- WORK TO DO
Below is a block of records; repeat each one exactly.

begin GIVEN DATA

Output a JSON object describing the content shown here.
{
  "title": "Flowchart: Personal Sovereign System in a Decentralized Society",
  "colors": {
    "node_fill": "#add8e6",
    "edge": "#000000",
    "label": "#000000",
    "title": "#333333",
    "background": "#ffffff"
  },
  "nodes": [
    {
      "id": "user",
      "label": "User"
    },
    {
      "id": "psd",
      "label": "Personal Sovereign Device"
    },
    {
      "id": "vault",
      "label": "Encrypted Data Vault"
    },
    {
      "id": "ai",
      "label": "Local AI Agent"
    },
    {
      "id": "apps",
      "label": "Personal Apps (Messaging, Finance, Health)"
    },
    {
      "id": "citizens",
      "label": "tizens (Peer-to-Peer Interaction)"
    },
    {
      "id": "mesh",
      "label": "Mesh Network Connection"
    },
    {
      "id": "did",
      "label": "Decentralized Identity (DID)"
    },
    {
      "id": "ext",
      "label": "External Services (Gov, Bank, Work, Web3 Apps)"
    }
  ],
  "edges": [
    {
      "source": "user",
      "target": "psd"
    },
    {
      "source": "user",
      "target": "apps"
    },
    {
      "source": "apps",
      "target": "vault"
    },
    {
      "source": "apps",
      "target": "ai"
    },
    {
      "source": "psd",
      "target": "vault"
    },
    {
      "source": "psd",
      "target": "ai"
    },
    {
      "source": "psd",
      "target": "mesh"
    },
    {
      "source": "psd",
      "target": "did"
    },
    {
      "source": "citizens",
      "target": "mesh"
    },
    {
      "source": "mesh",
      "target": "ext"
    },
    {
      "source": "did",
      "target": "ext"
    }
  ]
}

end GIVEN DATA

- FINAL RESULT
Output a JSON object describing the content shown here.
{
  "title": "Flowchart: Personal Sovereign System in a Decentralized Society",
  "colors": {
    "node_fill": "#add8e6",
    "edge": "#000000",
    "label": "#000000",
    "title": "#333333",
    "background": "#ffffff"
  },
  "nodes": [
    {
      "id": "user",
      "label": "User"
    },
    {
      "id": "psd",
      "label": "Personal Sovereign Device"
    },
    {
      "id": "vault",
      "label": "Encrypted Data Vault"
    },
    {
      "id": "ai",
      "label": "Local AI Agent"
    },
    {
      "id": "apps",
      "label": "Personal Apps (Messaging, Finance, Health)"
    },
    {
      "id": "citizens",
      "label": "tizens (Peer-to-Peer Interaction)"
    },
    {
      "id": "mesh",
      "label": "Mesh Network Connection"
    },
    {
      "id": "did",
      "label": "Decentralized Identity (DID)"
    },
    {
      "id": "ext",
      "label": "External Services (Gov, Bank, Work, Web3 Apps)"
    }
  ],
  "edges": [
    {
      "source": "user",
      "target": "psd"
    },
    {
      "source": "user",
      "target": "apps"
    },
    {
      "source": "apps",
      "target": "vault"
    },
    {
      "source": "apps",
      "target": "ai"
    },
    {
      "source": "psd",
      "target": "vault"
    },
    {
      "source": "psd",
      "target": "ai"
    },
    {
      "source": "psd",
      "target": "mesh"
    },
    {
      "source": "psd",
      "target": "did"
    },
    {
      "source": "citizens",
      "target": "mesh"
    },
    {
      "source": "mesh",
      "target": "ext"
    },
    {
      "source": "did",
      "target": "ext"
    }
  ]
}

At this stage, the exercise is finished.